Extract all lines containing "content".

SUPPLIED RECORDS:
+--

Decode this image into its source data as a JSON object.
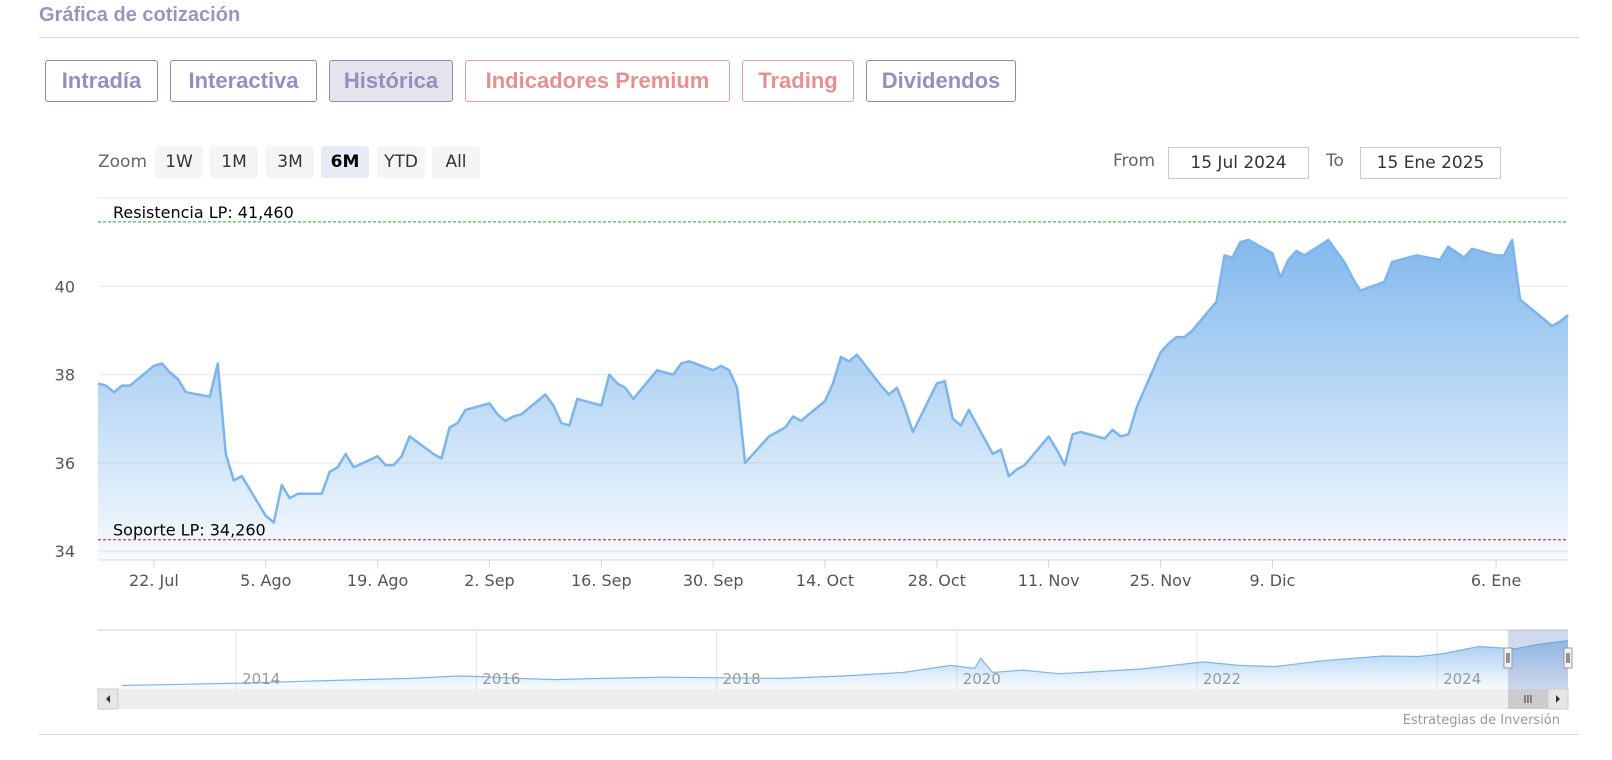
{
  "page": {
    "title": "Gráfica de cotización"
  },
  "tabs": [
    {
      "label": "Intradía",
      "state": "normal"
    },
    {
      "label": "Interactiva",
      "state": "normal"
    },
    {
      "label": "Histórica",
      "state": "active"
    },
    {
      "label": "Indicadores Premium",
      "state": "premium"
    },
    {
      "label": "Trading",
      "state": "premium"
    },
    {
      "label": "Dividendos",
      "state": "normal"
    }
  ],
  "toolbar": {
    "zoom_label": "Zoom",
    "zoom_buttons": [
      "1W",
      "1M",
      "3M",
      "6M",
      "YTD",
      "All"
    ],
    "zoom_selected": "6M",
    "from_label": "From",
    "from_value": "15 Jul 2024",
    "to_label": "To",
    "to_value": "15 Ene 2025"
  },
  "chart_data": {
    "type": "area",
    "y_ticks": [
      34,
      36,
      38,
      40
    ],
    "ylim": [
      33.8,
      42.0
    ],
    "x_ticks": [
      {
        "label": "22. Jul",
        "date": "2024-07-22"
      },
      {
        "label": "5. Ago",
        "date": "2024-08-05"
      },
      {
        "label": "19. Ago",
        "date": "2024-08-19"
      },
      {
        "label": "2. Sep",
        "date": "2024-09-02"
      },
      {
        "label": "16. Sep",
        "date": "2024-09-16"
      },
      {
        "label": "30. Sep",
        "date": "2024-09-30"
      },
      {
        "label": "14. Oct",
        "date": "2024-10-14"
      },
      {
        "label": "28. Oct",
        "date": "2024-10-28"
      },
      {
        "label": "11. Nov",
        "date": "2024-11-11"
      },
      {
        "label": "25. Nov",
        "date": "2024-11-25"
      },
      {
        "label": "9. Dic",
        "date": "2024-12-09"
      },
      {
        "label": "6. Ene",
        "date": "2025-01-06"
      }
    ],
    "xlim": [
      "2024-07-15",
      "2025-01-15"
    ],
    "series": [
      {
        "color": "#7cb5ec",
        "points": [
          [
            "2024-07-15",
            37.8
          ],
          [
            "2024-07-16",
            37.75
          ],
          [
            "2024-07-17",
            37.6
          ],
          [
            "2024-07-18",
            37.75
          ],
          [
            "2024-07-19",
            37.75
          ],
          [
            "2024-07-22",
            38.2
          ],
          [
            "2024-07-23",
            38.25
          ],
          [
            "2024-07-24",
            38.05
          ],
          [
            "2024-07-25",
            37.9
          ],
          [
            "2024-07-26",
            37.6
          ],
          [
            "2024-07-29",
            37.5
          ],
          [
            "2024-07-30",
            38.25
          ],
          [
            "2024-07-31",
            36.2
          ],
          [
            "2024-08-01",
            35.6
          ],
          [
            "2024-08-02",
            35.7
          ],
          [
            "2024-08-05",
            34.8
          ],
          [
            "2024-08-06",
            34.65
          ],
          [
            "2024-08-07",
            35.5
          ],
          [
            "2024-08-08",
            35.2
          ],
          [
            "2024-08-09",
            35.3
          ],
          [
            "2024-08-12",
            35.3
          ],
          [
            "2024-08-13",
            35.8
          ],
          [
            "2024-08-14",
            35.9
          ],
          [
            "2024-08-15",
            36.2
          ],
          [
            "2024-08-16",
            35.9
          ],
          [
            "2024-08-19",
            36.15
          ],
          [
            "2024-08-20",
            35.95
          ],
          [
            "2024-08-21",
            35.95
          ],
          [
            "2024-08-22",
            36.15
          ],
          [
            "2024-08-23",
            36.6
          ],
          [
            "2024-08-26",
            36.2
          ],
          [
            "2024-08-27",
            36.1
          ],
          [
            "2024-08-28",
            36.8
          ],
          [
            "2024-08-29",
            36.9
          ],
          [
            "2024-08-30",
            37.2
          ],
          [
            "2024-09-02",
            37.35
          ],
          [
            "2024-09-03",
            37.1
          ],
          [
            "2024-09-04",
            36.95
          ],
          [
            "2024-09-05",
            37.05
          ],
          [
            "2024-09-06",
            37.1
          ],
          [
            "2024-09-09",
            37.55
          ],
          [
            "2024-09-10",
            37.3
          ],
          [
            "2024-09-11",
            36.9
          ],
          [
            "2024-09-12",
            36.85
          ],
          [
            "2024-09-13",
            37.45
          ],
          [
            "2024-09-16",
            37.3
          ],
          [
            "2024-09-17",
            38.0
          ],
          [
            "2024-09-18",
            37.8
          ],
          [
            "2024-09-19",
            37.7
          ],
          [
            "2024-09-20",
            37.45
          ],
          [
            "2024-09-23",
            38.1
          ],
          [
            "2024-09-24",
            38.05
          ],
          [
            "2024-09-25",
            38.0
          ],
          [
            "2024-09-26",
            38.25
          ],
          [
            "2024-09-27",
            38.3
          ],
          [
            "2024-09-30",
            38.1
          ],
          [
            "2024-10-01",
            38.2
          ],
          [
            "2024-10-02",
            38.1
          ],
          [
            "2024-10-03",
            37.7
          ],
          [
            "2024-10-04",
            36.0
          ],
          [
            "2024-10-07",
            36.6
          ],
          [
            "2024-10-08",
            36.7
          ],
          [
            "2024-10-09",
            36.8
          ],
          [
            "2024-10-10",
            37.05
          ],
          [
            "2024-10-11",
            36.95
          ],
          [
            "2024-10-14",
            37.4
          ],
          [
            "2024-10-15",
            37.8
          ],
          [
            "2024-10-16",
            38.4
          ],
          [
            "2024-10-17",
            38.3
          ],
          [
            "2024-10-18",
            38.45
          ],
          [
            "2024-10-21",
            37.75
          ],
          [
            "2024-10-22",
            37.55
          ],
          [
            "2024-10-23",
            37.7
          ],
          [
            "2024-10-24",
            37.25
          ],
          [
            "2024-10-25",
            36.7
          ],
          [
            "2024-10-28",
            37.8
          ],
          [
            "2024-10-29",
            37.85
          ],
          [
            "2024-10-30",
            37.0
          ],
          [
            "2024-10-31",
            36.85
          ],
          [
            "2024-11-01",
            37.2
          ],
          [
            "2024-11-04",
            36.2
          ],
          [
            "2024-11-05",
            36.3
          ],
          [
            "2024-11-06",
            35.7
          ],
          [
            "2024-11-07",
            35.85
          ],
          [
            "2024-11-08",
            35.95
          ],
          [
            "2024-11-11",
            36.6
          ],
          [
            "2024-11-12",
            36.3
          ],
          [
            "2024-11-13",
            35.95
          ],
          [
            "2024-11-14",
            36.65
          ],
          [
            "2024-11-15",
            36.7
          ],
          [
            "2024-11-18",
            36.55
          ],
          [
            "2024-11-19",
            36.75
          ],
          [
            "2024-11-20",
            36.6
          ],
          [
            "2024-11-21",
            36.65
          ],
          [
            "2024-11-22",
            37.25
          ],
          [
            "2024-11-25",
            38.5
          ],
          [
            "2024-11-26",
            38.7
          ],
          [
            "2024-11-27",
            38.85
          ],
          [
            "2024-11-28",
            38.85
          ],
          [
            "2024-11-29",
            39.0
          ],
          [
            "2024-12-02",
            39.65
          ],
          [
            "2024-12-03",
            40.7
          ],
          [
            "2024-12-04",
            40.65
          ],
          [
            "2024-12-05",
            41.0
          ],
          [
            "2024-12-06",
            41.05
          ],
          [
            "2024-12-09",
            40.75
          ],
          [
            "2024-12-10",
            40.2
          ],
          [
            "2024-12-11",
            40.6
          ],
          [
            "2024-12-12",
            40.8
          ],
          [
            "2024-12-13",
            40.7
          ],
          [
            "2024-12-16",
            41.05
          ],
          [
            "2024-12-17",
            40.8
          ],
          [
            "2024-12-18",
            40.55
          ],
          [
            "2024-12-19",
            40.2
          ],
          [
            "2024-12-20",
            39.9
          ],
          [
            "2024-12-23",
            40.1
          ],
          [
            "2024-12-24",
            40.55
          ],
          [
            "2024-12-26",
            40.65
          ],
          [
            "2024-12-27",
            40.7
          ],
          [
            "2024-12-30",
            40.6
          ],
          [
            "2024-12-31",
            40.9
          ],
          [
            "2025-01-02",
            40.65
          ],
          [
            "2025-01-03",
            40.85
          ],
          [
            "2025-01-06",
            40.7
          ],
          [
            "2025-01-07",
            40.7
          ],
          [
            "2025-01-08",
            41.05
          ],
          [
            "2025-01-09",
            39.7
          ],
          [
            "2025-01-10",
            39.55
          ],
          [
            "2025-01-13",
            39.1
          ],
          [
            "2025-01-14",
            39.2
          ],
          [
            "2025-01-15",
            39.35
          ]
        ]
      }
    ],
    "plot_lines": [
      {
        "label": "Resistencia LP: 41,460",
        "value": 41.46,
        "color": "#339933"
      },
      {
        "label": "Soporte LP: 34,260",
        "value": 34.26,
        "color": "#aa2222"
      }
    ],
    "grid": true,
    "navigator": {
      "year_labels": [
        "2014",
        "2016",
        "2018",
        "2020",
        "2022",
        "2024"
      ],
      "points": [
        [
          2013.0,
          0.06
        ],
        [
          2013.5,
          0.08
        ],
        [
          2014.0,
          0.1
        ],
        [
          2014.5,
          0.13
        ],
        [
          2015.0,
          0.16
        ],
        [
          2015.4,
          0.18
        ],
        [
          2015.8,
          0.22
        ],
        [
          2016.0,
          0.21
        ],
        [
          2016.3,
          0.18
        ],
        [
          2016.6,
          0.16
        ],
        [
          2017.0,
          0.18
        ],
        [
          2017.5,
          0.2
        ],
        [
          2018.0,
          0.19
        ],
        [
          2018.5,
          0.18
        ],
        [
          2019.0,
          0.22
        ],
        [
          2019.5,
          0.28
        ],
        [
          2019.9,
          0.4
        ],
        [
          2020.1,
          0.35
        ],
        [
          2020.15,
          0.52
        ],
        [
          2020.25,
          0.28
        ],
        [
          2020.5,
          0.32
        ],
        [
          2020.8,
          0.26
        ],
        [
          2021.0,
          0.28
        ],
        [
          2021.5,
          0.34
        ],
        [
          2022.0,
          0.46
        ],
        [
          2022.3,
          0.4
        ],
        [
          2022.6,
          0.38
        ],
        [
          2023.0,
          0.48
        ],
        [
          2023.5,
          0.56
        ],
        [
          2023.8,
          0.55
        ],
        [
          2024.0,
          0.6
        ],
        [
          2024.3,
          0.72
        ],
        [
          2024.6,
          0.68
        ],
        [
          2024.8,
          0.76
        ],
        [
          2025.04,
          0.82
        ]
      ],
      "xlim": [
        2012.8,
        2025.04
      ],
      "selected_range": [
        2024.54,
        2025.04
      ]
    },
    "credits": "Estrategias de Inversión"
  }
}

+--

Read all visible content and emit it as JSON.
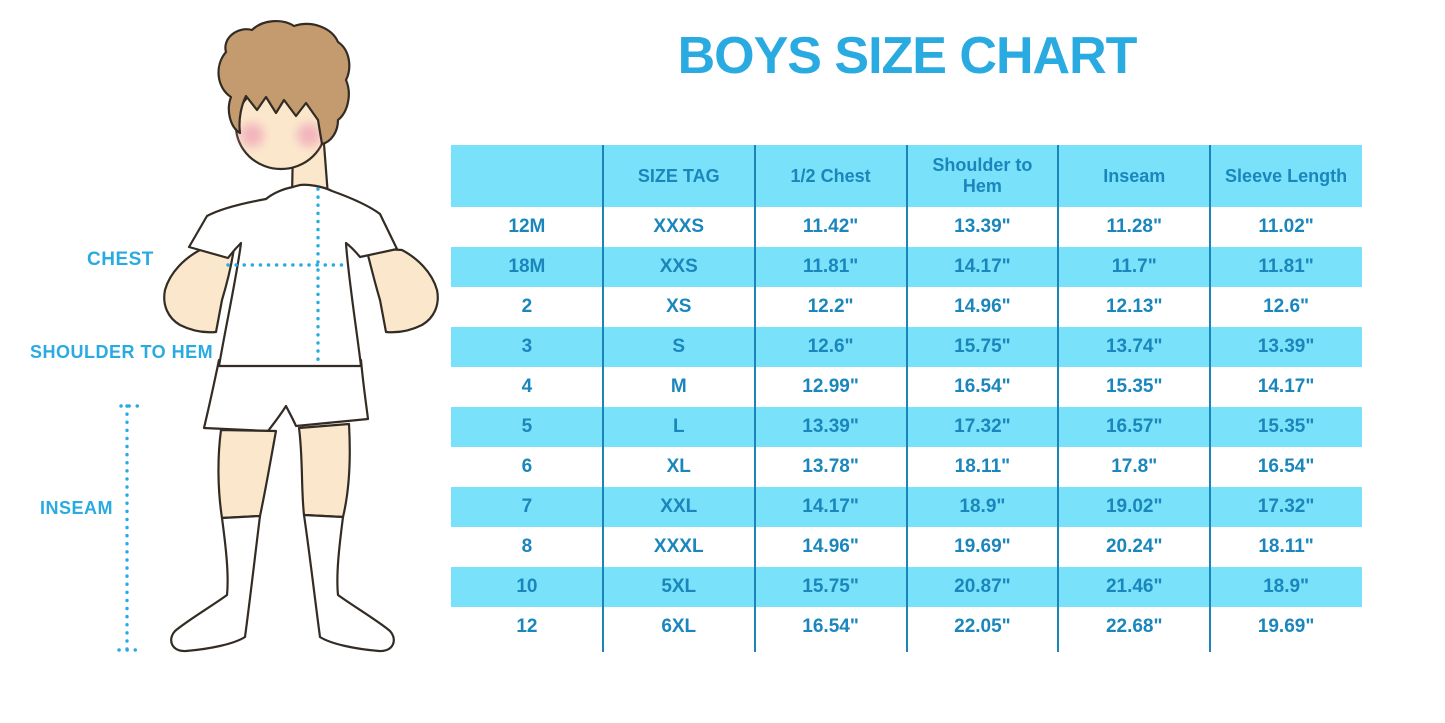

+--

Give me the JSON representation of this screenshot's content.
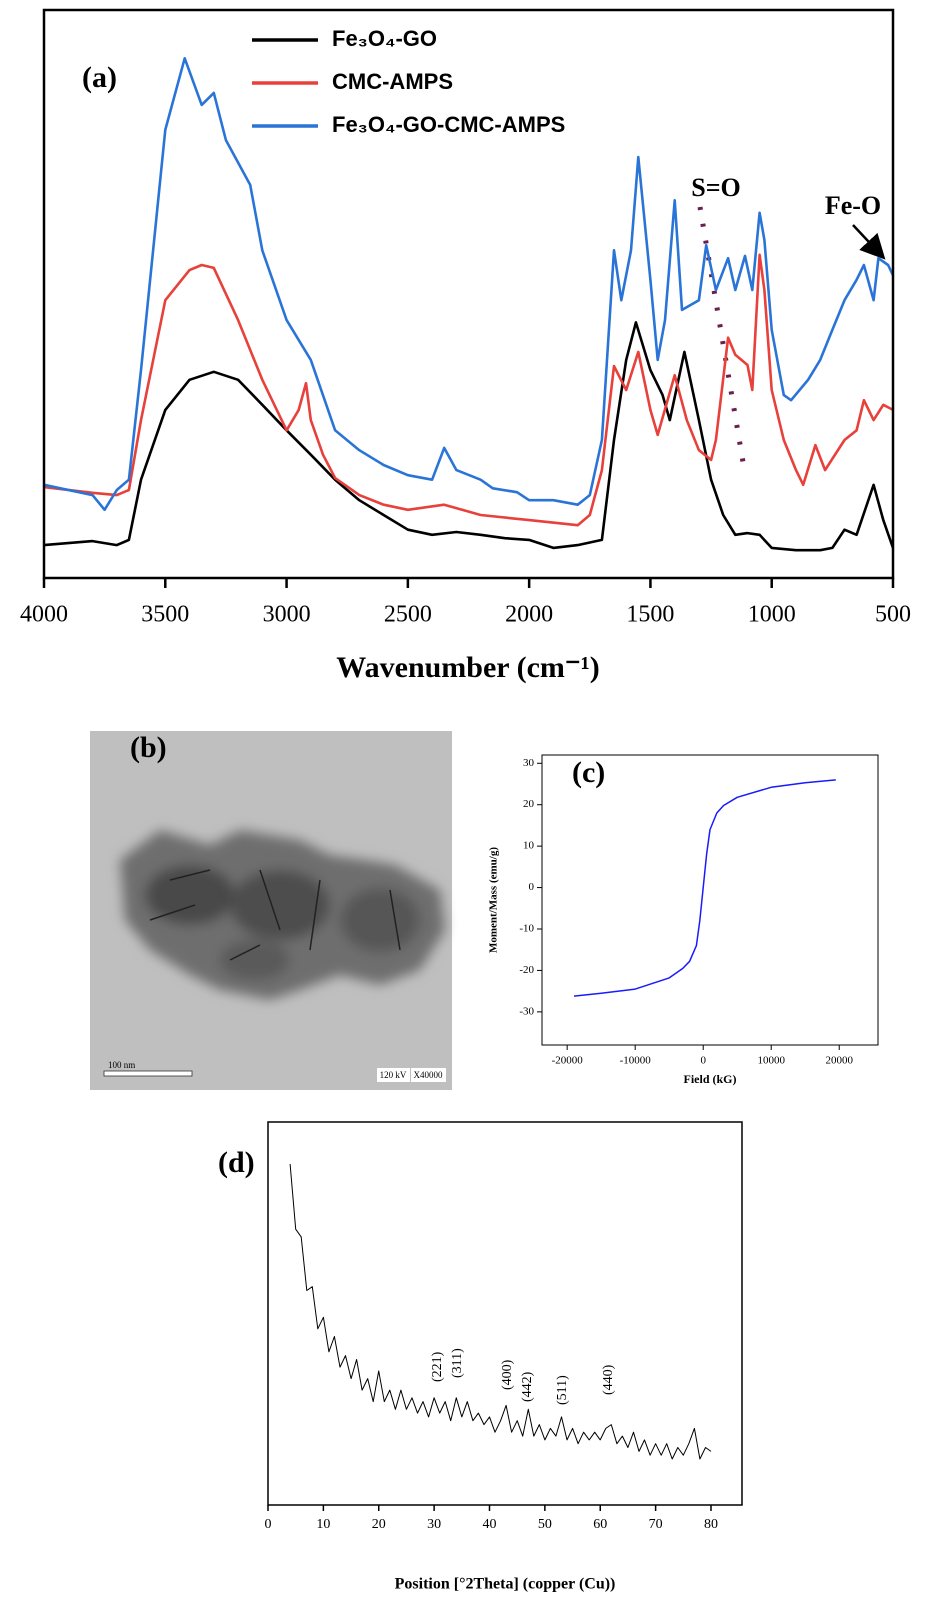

+--

RESULT OF THE EXERCISE:
Read all visible content and emit it as JSON.
Give me the JSON representation of this screenshot's content.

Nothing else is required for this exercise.